### WHAT TO PRODUCE
Gather every line holding the string "Rezerwat".

### EXTRACTED MATERIAL
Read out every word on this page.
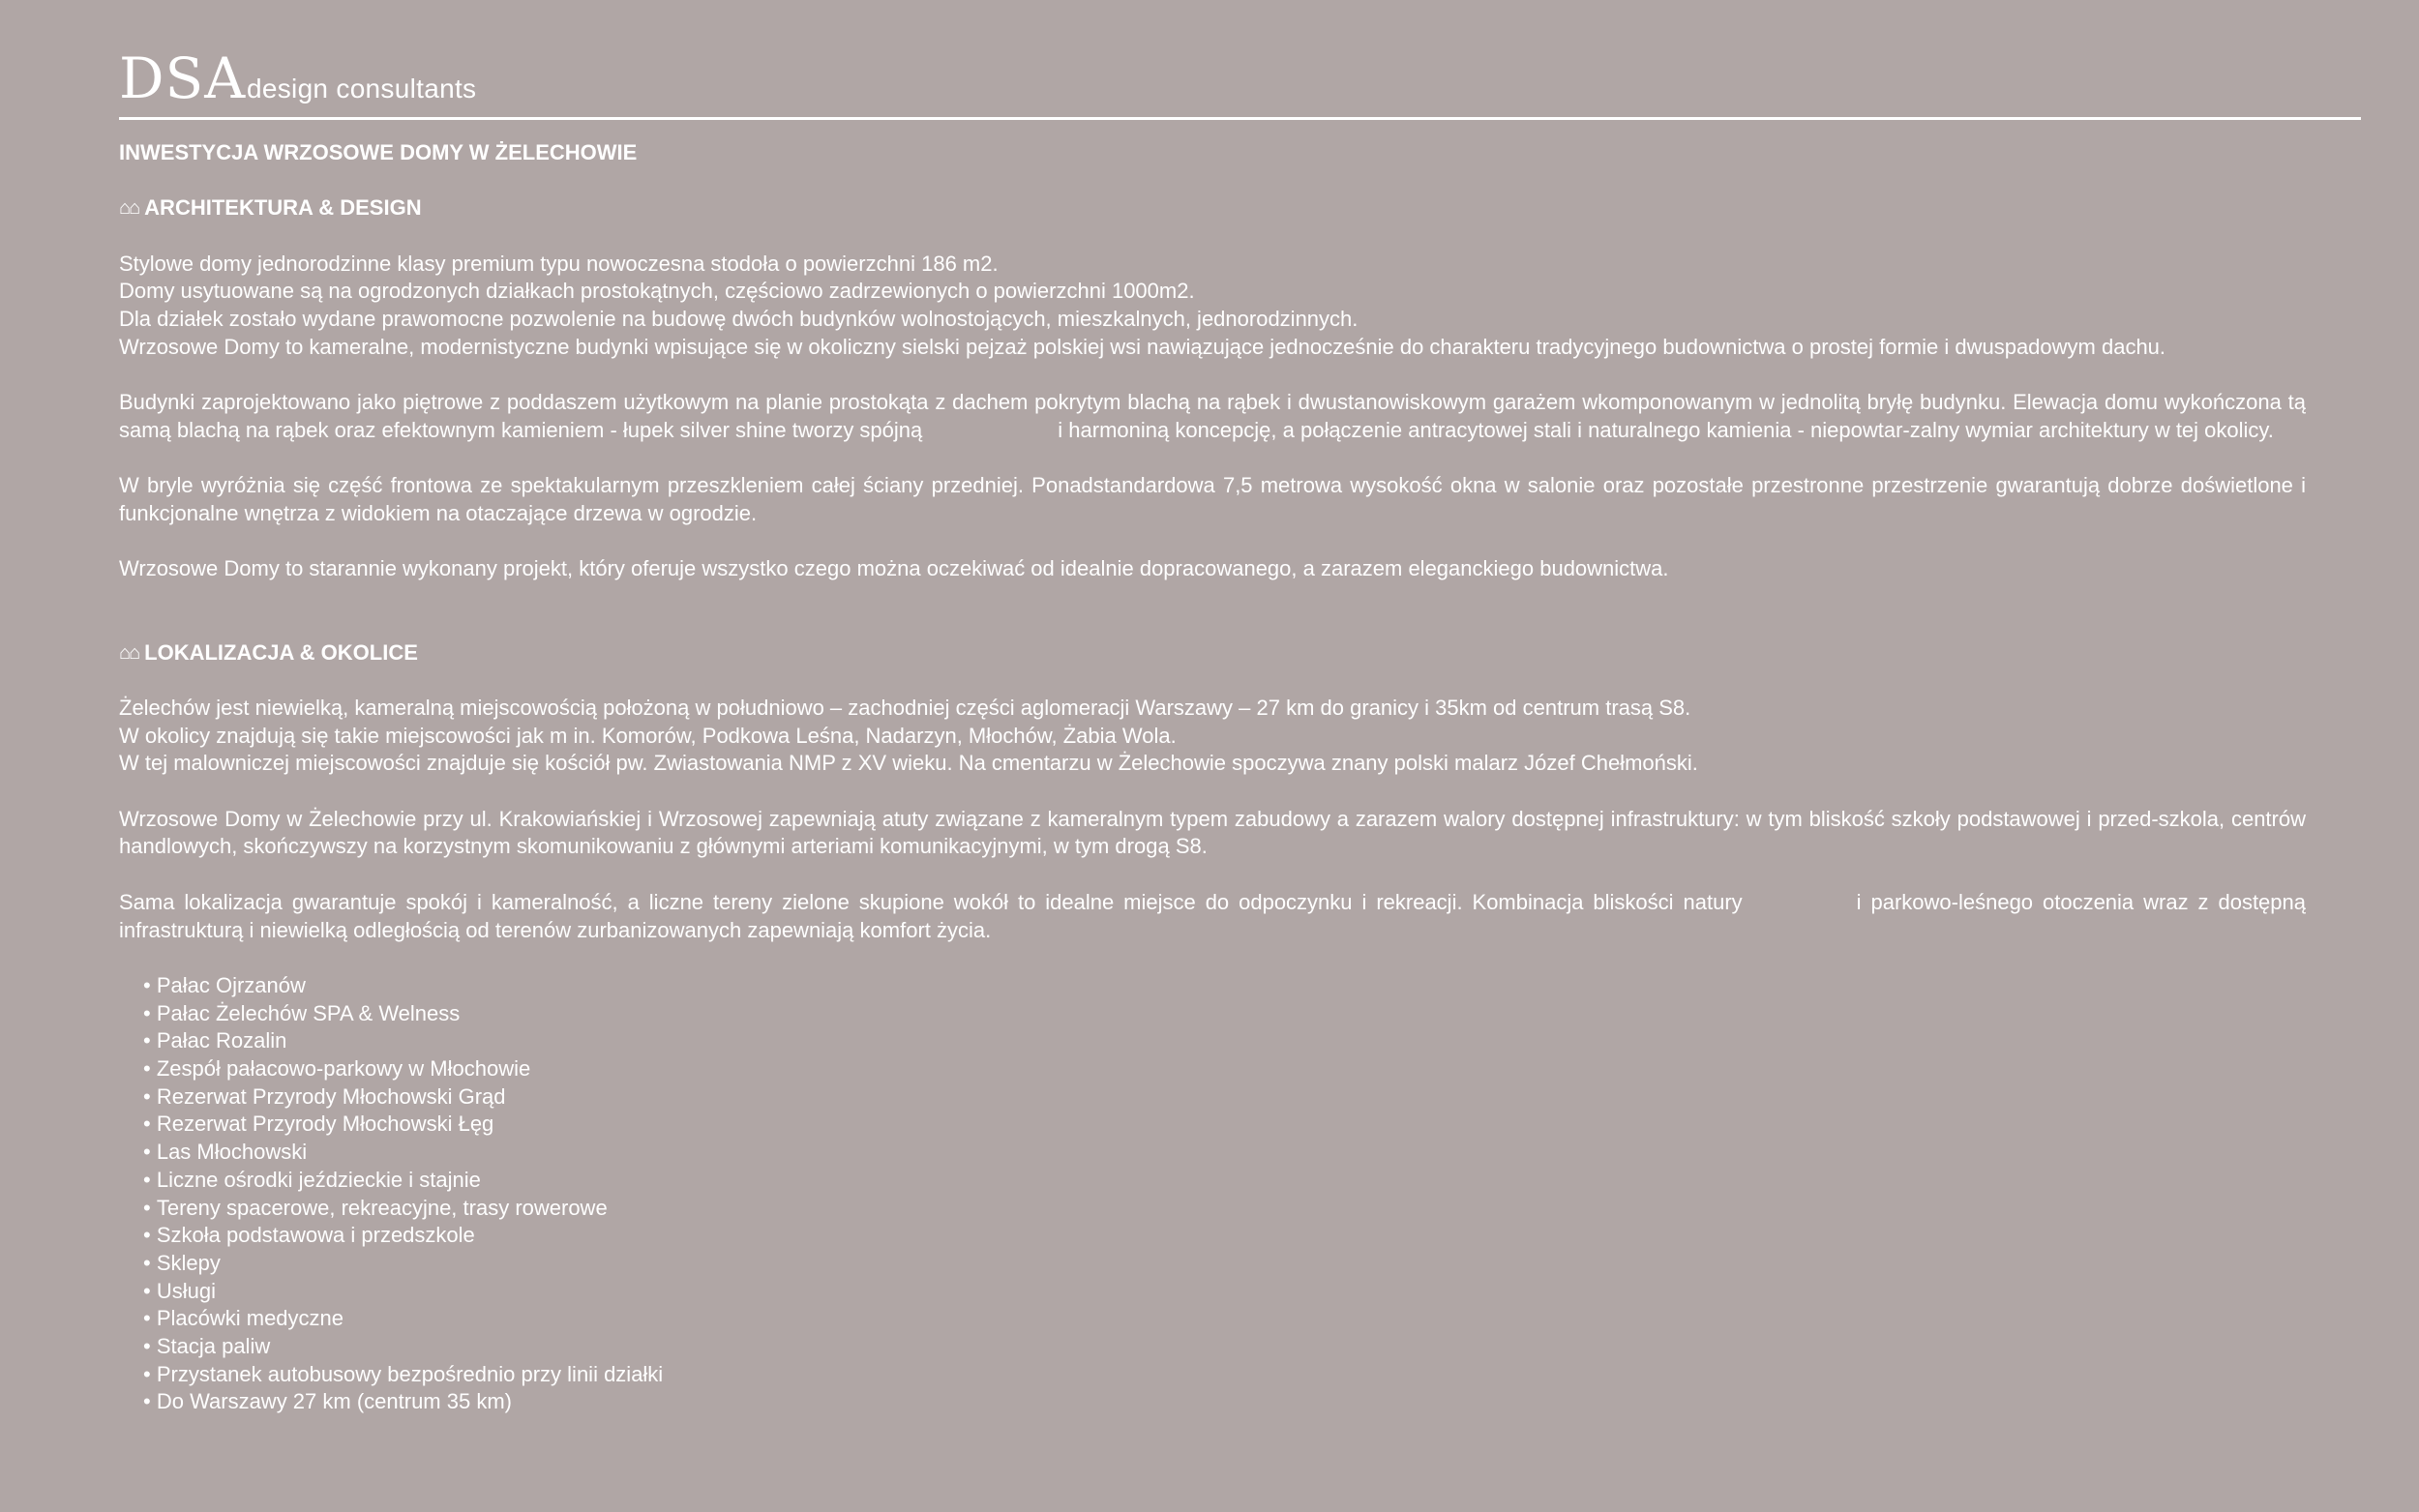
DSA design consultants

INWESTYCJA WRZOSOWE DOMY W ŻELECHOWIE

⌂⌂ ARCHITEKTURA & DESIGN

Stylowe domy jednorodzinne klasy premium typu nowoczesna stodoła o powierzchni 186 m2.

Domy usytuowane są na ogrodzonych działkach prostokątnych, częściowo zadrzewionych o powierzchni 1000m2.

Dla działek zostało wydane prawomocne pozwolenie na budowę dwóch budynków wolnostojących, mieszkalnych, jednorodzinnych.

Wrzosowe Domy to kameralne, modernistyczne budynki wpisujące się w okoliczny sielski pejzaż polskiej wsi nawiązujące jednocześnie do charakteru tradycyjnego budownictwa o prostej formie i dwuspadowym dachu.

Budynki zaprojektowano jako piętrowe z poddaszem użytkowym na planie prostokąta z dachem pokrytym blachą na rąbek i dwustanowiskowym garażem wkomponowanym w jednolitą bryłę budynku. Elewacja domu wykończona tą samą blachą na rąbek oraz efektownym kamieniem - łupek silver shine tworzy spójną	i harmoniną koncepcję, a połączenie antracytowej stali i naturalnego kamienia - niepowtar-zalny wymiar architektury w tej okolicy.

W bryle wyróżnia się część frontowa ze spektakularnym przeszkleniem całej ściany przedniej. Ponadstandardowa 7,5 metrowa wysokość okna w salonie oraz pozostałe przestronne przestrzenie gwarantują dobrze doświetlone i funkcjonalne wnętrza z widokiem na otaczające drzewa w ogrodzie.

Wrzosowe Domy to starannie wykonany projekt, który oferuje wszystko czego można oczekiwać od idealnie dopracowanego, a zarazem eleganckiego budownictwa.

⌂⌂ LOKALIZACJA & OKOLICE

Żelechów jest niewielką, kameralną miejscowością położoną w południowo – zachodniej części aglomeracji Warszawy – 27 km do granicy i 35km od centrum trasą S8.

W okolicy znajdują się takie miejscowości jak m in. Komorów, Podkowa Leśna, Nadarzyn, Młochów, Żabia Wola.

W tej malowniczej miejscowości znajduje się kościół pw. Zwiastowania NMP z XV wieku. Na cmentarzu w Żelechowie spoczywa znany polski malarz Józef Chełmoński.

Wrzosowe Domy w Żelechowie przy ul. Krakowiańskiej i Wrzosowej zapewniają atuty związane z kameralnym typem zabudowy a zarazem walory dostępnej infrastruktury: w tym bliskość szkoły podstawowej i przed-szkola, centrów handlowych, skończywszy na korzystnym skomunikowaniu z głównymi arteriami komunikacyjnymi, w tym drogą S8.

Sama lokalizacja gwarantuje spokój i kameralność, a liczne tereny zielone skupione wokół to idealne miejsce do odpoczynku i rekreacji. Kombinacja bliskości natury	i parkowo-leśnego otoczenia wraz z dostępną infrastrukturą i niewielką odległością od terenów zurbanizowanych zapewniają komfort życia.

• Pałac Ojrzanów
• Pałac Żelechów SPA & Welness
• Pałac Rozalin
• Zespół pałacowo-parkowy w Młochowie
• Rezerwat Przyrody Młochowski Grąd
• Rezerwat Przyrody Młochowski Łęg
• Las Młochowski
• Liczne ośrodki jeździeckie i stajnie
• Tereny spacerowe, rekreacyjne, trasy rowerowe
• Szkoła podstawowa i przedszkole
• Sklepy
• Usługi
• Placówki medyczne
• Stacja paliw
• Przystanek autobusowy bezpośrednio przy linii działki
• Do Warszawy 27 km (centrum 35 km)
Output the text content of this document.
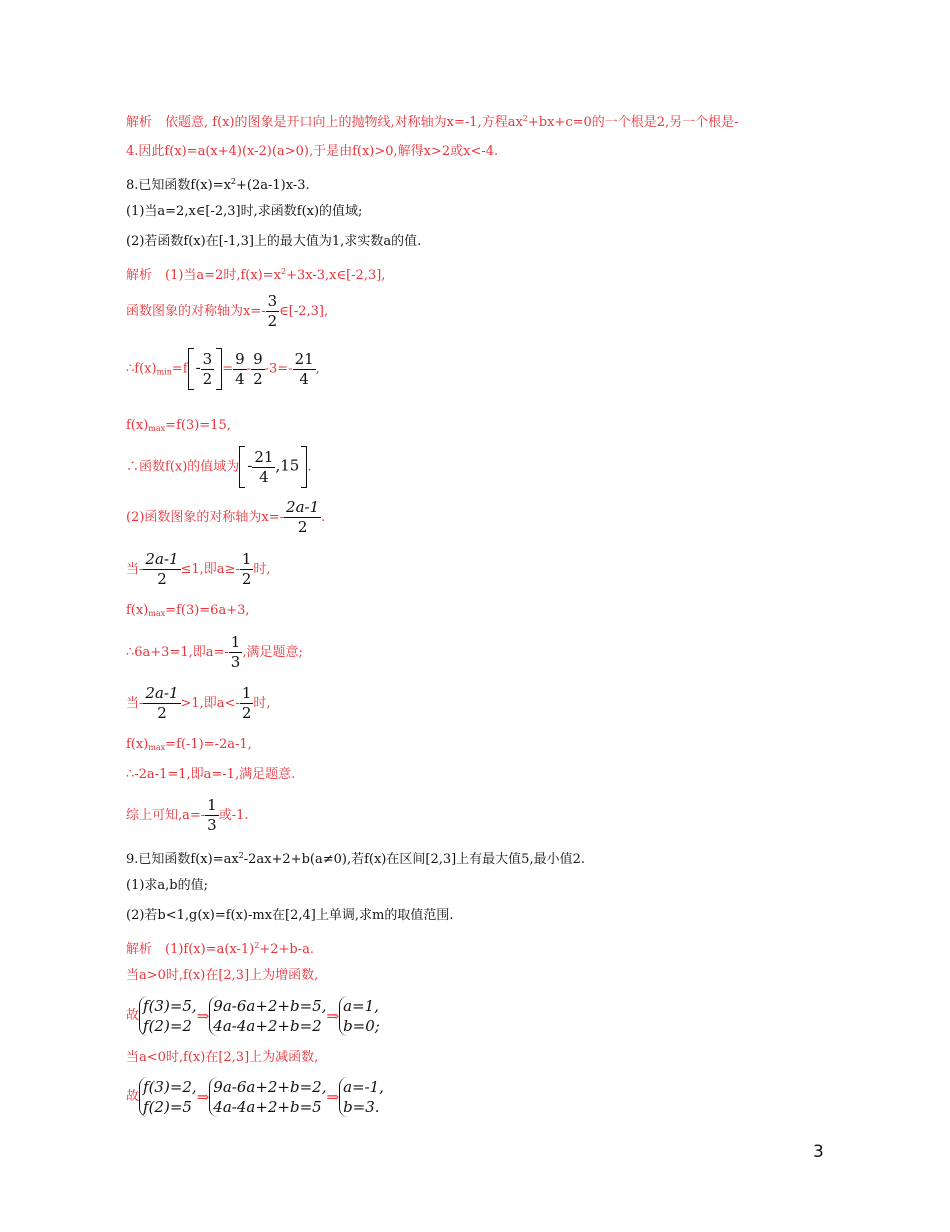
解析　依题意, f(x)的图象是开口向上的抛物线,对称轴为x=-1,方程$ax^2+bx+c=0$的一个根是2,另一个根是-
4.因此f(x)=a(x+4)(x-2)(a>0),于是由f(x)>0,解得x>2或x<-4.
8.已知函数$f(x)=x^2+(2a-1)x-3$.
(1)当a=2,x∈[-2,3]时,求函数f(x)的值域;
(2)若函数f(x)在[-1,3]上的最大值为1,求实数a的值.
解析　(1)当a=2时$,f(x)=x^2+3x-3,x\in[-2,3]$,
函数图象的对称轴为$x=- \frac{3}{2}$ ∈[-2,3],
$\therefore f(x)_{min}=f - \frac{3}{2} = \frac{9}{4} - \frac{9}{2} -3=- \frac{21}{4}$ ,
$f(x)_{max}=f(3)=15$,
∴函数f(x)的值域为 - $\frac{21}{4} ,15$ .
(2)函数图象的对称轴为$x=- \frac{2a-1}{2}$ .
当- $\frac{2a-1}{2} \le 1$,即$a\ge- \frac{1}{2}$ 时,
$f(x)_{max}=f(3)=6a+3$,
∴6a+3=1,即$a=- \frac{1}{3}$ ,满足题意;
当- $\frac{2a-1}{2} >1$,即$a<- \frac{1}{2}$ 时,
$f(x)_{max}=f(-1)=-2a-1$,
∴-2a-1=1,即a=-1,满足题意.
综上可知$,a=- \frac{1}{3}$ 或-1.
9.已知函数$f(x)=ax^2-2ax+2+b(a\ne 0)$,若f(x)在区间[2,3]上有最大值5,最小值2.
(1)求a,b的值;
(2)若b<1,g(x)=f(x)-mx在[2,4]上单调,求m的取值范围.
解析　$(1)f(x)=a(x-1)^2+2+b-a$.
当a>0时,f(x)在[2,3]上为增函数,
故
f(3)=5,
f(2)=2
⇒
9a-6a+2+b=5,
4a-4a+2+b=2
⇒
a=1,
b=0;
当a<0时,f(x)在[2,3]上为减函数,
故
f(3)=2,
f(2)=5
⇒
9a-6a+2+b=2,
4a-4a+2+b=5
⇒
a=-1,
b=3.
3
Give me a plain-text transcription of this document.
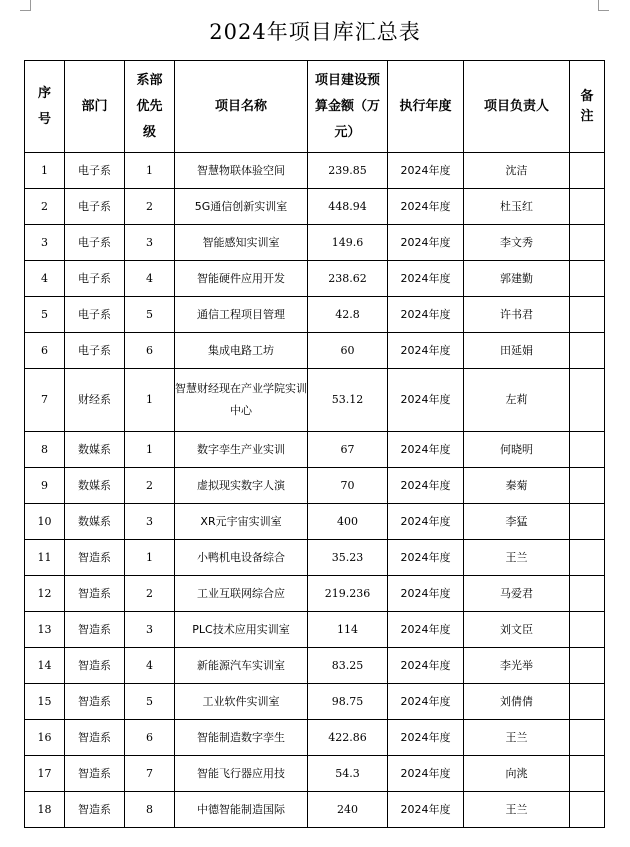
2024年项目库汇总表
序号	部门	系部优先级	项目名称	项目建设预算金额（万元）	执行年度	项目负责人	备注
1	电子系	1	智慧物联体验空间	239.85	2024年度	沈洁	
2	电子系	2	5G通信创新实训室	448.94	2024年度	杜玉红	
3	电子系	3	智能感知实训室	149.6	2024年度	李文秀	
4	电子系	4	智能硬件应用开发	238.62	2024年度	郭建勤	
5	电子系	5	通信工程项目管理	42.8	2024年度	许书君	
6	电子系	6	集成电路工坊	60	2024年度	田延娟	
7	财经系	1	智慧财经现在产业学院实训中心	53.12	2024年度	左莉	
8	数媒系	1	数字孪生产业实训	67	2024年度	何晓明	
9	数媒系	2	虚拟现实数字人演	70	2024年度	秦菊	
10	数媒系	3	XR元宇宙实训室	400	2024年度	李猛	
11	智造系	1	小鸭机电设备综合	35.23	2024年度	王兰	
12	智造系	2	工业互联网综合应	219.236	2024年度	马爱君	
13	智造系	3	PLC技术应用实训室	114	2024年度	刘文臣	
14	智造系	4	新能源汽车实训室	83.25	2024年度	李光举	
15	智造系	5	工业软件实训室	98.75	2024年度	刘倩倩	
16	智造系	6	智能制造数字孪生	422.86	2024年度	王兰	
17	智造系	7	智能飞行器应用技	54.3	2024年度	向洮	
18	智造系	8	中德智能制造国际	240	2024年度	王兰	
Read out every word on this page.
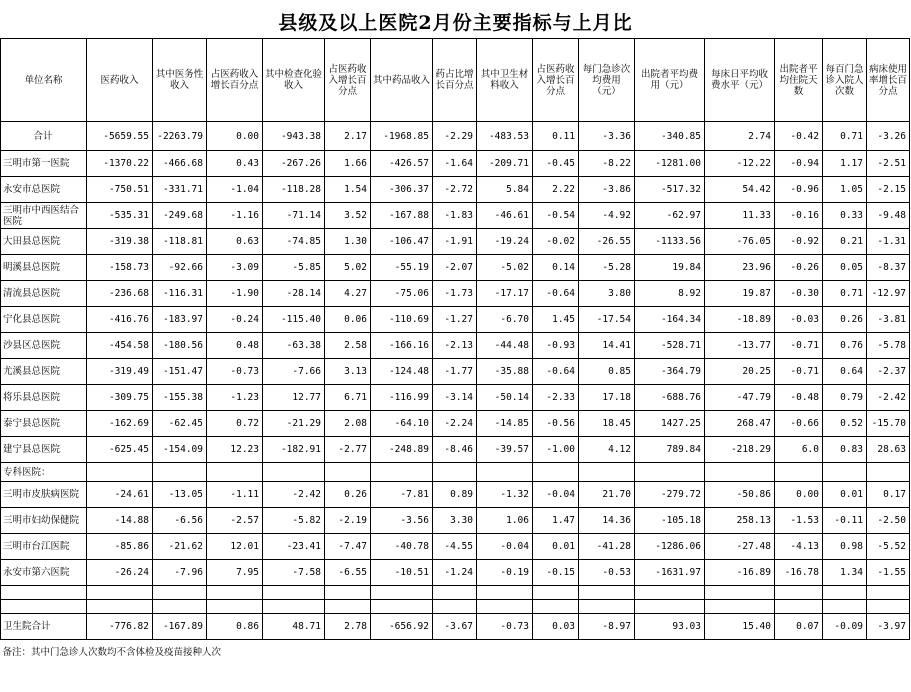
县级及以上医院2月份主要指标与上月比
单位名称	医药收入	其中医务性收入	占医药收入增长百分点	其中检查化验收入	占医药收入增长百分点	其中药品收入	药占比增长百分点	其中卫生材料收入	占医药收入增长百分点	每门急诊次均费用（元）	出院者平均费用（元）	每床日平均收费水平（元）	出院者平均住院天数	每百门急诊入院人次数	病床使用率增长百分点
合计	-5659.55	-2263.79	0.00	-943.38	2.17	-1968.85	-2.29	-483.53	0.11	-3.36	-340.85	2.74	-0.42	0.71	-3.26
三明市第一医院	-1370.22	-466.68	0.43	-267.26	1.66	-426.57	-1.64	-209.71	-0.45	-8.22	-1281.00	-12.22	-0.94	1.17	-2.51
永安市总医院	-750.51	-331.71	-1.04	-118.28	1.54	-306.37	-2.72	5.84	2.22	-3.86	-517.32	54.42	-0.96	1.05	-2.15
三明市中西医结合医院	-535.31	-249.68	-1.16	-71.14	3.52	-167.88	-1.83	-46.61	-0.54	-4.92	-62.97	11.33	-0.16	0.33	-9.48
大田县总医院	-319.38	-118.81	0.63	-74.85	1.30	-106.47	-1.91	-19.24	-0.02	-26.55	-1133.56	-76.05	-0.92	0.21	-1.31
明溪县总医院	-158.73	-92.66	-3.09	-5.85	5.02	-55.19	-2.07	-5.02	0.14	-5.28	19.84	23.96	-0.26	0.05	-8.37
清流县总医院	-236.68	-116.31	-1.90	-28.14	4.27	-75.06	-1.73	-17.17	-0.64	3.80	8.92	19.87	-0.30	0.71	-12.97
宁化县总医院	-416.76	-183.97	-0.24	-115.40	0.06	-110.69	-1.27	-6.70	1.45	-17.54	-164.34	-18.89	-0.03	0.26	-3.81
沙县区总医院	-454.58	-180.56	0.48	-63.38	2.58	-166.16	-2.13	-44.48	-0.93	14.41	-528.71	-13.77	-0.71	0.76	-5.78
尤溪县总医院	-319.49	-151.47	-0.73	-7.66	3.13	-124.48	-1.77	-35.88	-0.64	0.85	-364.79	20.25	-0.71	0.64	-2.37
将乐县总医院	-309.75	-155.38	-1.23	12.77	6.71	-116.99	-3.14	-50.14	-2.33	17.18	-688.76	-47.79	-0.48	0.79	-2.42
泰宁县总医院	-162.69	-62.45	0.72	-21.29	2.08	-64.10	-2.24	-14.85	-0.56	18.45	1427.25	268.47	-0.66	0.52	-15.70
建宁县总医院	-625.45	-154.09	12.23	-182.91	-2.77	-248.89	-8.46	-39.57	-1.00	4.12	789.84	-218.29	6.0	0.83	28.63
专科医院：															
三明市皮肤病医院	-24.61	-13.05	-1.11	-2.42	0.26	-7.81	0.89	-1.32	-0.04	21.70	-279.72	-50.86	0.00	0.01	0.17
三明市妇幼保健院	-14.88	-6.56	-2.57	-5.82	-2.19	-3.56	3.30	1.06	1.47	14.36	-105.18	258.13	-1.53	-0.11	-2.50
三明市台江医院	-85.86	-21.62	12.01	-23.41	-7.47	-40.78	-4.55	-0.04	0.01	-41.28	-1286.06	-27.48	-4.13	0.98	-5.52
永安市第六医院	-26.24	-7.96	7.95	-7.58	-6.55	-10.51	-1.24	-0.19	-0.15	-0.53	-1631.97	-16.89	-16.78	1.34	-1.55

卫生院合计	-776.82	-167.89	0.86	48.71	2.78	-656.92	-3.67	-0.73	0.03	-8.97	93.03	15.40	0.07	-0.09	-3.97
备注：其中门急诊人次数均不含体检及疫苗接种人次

### OUTPUT FOR THIS EXERCISE
• Rezerwat Przyrody Młochowski Grąd
• Rezerwat Przyrody Młochowski Łęg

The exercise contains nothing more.